- _AIM_
Show all lines from the listing below that contain "this".

Dataset items:

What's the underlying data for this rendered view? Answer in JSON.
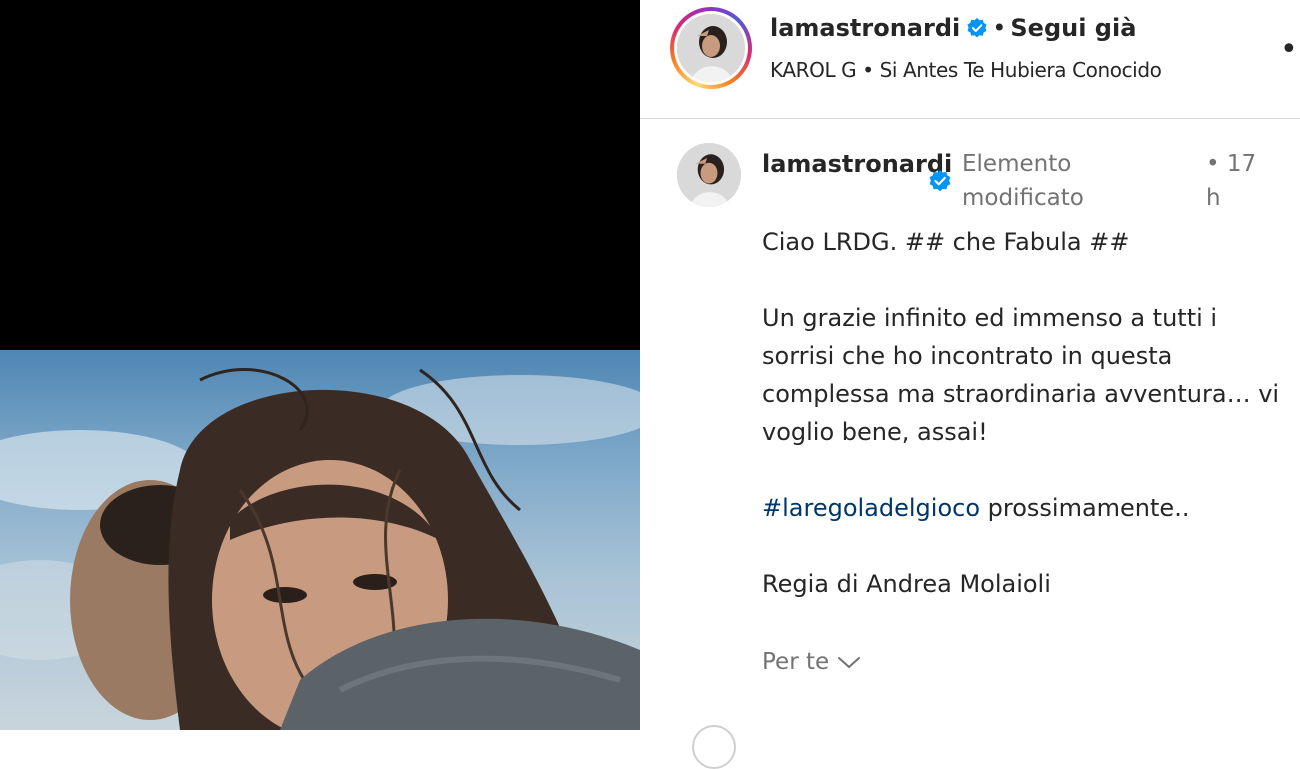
{
  "post": {
    "username": "lamastronardi",
    "follow_status": "Segui già",
    "music": "KAROL G • Si Antes Te Hubiera Conocido",
    "more_icon": "more-horizontal-icon"
  },
  "caption": {
    "username": "lamastronardi",
    "edited_label": "Elemento modificato",
    "time_sep": "•",
    "time": "17 h",
    "lines": {
      "l1": "Ciao LRDG. ## che Fabula ##",
      "l2": "Un grazie infinito ed immenso a tutti i sorrisi che ho incontrato in questa complessa ma straordinaria avventura… vi voglio bene, assai!",
      "hashtag": "#laregoladelgioco",
      "hashtag_suffix": " prossimamente..",
      "l4": "Regia di Andrea Molaioli"
    },
    "translate_label": "Per te"
  },
  "colors": {
    "text": "#262626",
    "secondary": "#737373",
    "hashtag": "#00376b",
    "verified": "#0095f6",
    "divider": "#dbdbdb"
  }
}
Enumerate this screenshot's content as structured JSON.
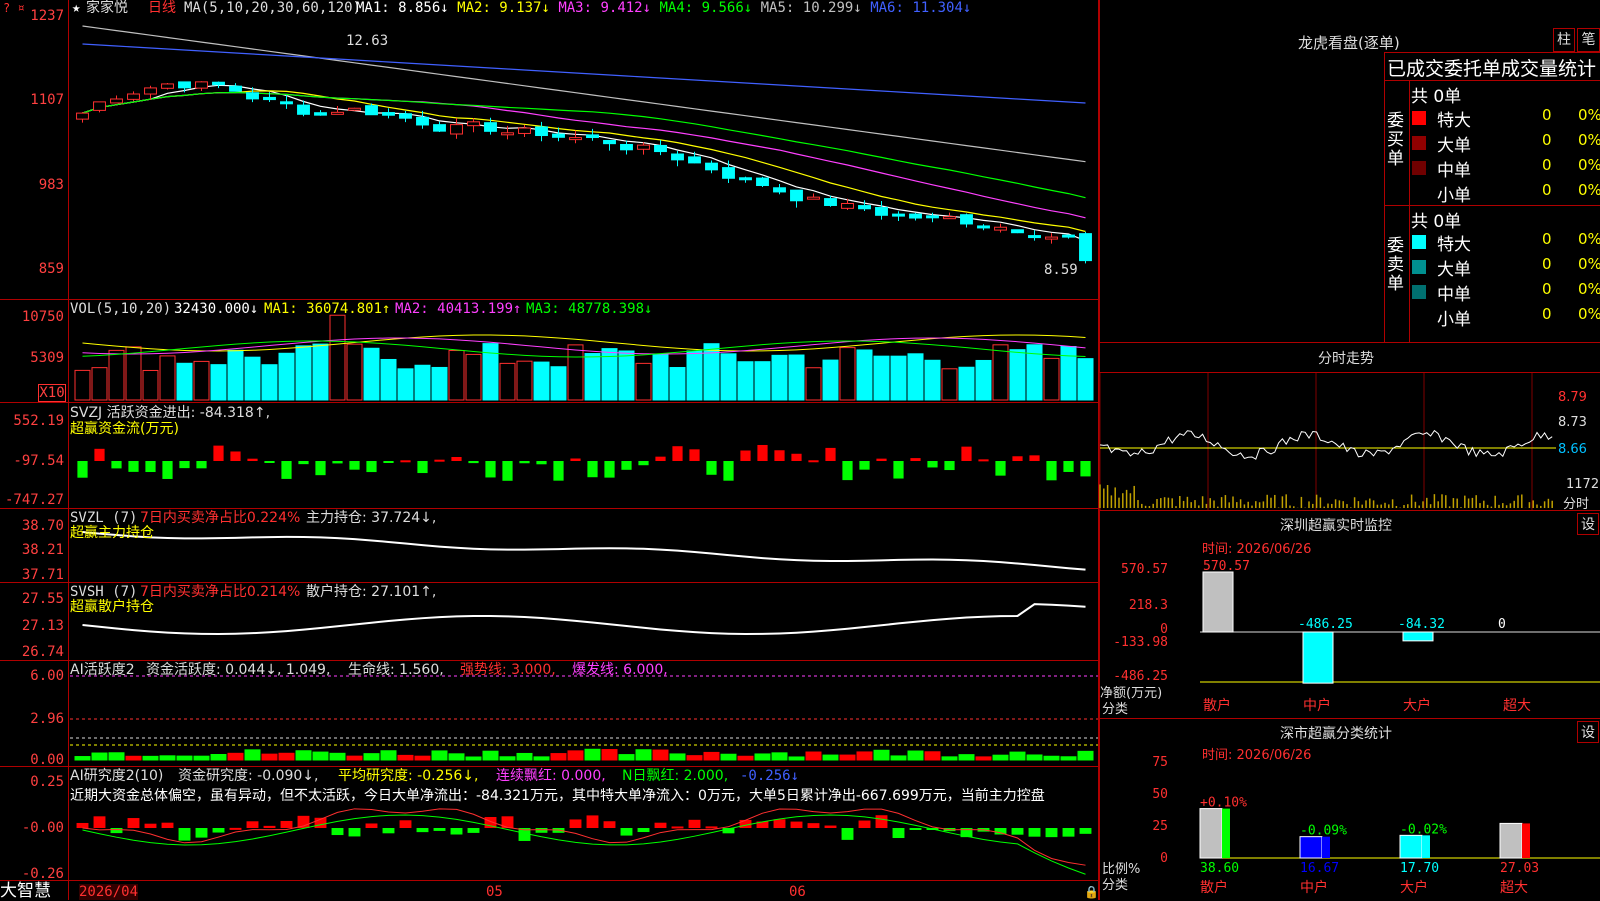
{
  "header": {
    "star": "★",
    "title": "家家悦",
    "period": "日线",
    "ma_label": "MA(5,10,20,30,60,120)",
    "ma_values": [
      {
        "text": "MA1: 8.856↓",
        "color": "#ffffff"
      },
      {
        "text": "MA2: 9.137↓",
        "color": "#ffff00"
      },
      {
        "text": "MA3: 9.412↓",
        "color": "#ff40ff"
      },
      {
        "text": "MA4: 9.566↓",
        "color": "#00ff00"
      },
      {
        "text": "MA5: 10.299↓",
        "color": "#c0c0c0"
      },
      {
        "text": "MA6: 11.304↓",
        "color": "#4060ff"
      }
    ],
    "high_mark": "12.63",
    "low_mark": "8.59",
    "left_marks": "?  ¤"
  },
  "price_axis": [
    "1237",
    "1107",
    "983",
    "859"
  ],
  "vol": {
    "label": "VOL(5,10,20)",
    "value": "32430.000↓",
    "ma1": "MA1: 36074.801↑",
    "ma2": "MA2: 40413.199↑",
    "ma3": "MA3: 48778.398↓",
    "axis": [
      "10750",
      "5309"
    ],
    "unit": "X10"
  },
  "svzj": {
    "label": "SVZJ  活跃资金进出: -84.318↑,",
    "sub": "超赢资金流(万元)",
    "axis": [
      "552.19",
      "-97.54",
      "-747.27"
    ]
  },
  "svzl": {
    "label_a": "SVZL (7)",
    "label_b": "7日内买卖净占比0.224%",
    "label_c": "主力持仓: 37.724↓,",
    "sub": "超赢主力持仓",
    "axis": [
      "38.70",
      "38.21",
      "37.71"
    ]
  },
  "svsh": {
    "label_a": "SVSH (7)",
    "label_b": "7日内买卖净占比0.214%",
    "label_c": "散户持仓: 27.101↑,",
    "sub": "超赢散户持仓",
    "axis": [
      "27.55",
      "27.13",
      "26.74"
    ]
  },
  "ai1": {
    "label_a": "AI活跃度2",
    "label_b": "资金活跃度: 0.044↓, 1.049,",
    "label_c": "生命线: 1.560,",
    "label_d": "强势线: 3.000,",
    "label_e": "爆发线: 6.000,",
    "axis": [
      "6.00",
      "2.96",
      "0.00"
    ]
  },
  "ai2": {
    "label_a": "AI研究度2(10)",
    "label_b": "资金研究度: -0.090↓,",
    "label_c": "平均研究度: -0.256↓,",
    "label_d": "连续飘红: 0.000,",
    "label_e": "N日飘红: 2.000,",
    "label_f": "-0.256↓",
    "comment": "近期大资金总体偏空，虽有异动，但不太活跃，今日大单净流出：-84.321万元，其中特大单净流入：0万元，大单5日累计净出-667.699万元，当前主力控盘",
    "axis": [
      "0.25",
      "-0.00",
      "-0.26"
    ]
  },
  "dates": {
    "d1": "2026/04",
    "d2": "05",
    "d3": "06"
  },
  "brand": "大智慧",
  "right": {
    "lhb_title": "龙虎看盘(逐单)",
    "btn_zhu": "柱",
    "btn_bi": "笔",
    "tabs": "已成交委托单成交量统计",
    "buy_total": "共 0单",
    "buy_side": "委买单",
    "sell_total": "共 0单",
    "sell_side": "委卖单",
    "buy_rows": [
      {
        "name": "特大",
        "v": "0",
        "p": "0%",
        "color": "#ff0000"
      },
      {
        "name": "大单",
        "v": "0",
        "p": "0%",
        "color": "#900000"
      },
      {
        "name": "中单",
        "v": "0",
        "p": "0%",
        "color": "#700000"
      },
      {
        "name": "小单",
        "v": "0",
        "p": "0%",
        "color": ""
      }
    ],
    "sell_rows": [
      {
        "name": "特大",
        "v": "0",
        "p": "0%",
        "color": "#00ffff"
      },
      {
        "name": "大单",
        "v": "0",
        "p": "0%",
        "color": "#009090"
      },
      {
        "name": "中单",
        "v": "0",
        "p": "0%",
        "color": "#007070"
      },
      {
        "name": "小单",
        "v": "0",
        "p": "0%",
        "color": ""
      }
    ],
    "intraday_title": "分时走势",
    "intraday_axis": [
      "8.79",
      "8.73",
      "8.66",
      "1172"
    ],
    "intraday_unit": "分时",
    "monitor_title": "深圳超赢实时监控",
    "monitor_btn": "设",
    "monitor_time": "时间: 2026/06/26",
    "monitor_axis": [
      "570.57",
      "218.3",
      "0",
      "-133.98",
      "-486.25"
    ],
    "monitor_ylabel": "净额(万元)",
    "monitor_xlabel": "分类",
    "monitor_cats": [
      "散户",
      "中户",
      "大户",
      "超大"
    ],
    "monitor_vals": [
      "570.57",
      "-486.25",
      "-84.32",
      "0"
    ],
    "stats_title": "深市超赢分类统计",
    "stats_btn": "设",
    "stats_time": "时间: 2026/06/26",
    "stats_axis": [
      "75",
      "50",
      "25",
      "0"
    ],
    "stats_ylabel": "比例%",
    "stats_xlabel": "分类",
    "stats_cats": [
      "散户",
      "中户",
      "大户",
      "超大"
    ],
    "stats_top": [
      "+0.10%",
      "-0.09%",
      "-0.02%",
      ""
    ],
    "stats_vals": [
      "38.60",
      "16.67",
      "17.70",
      "27.03"
    ]
  },
  "chart_data": [
    {
      "type": "candlestick",
      "title": "家家悦 日线",
      "ylim": [
        8.59,
        12.63
      ],
      "n_bars": 60,
      "close_start": 10.8,
      "close_end": 8.59,
      "max": 12.63,
      "min": 8.59,
      "ma_last": {
        "MA1": 8.856,
        "MA2": 9.137,
        "MA3": 9.412,
        "MA4": 9.566,
        "MA5": 10.299,
        "MA6": 11.304
      }
    },
    {
      "type": "bar",
      "title": "VOL(5,10,20)",
      "last": 32430.0,
      "ma": {
        "MA1": 36074.801,
        "MA2": 40413.199,
        "MA3": 48778.398
      }
    },
    {
      "type": "bar",
      "title": "SVZJ",
      "last": -84.318,
      "ylim": [
        -747.27,
        552.19
      ]
    },
    {
      "type": "line",
      "title": "SVZL (7)",
      "last": 37.724,
      "ylim": [
        37.71,
        38.7
      ]
    },
    {
      "type": "line",
      "title": "SVSH (7)",
      "last": 27.101,
      "ylim": [
        26.74,
        27.55
      ]
    },
    {
      "type": "bar",
      "title": "AI活跃度2",
      "last": 0.044,
      "lines": {
        "生命线": 1.56,
        "强势线": 3.0,
        "爆发线": 6.0
      },
      "ylim": [
        0,
        6.0
      ]
    },
    {
      "type": "bar",
      "title": "AI研究度2(10)",
      "last": -0.09,
      "avg": -0.256,
      "ylim": [
        -0.26,
        0.25
      ]
    },
    {
      "type": "bar",
      "title": "深圳超赢实时监控",
      "categories": [
        "散户",
        "中户",
        "大户",
        "超大"
      ],
      "values": [
        570.57,
        -486.25,
        -84.32,
        0
      ],
      "ylim": [
        -486.25,
        570.57
      ]
    },
    {
      "type": "bar",
      "title": "深市超赢分类统计",
      "categories": [
        "散户",
        "中户",
        "大户",
        "超大"
      ],
      "values": [
        38.6,
        16.67,
        17.7,
        27.03
      ],
      "ylim": [
        0,
        75
      ]
    }
  ]
}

- _TASK ANSWER_
What's the underlying data for this rendered view? Answer in JSON.
Enumerate this screenshot's content as structured JSON.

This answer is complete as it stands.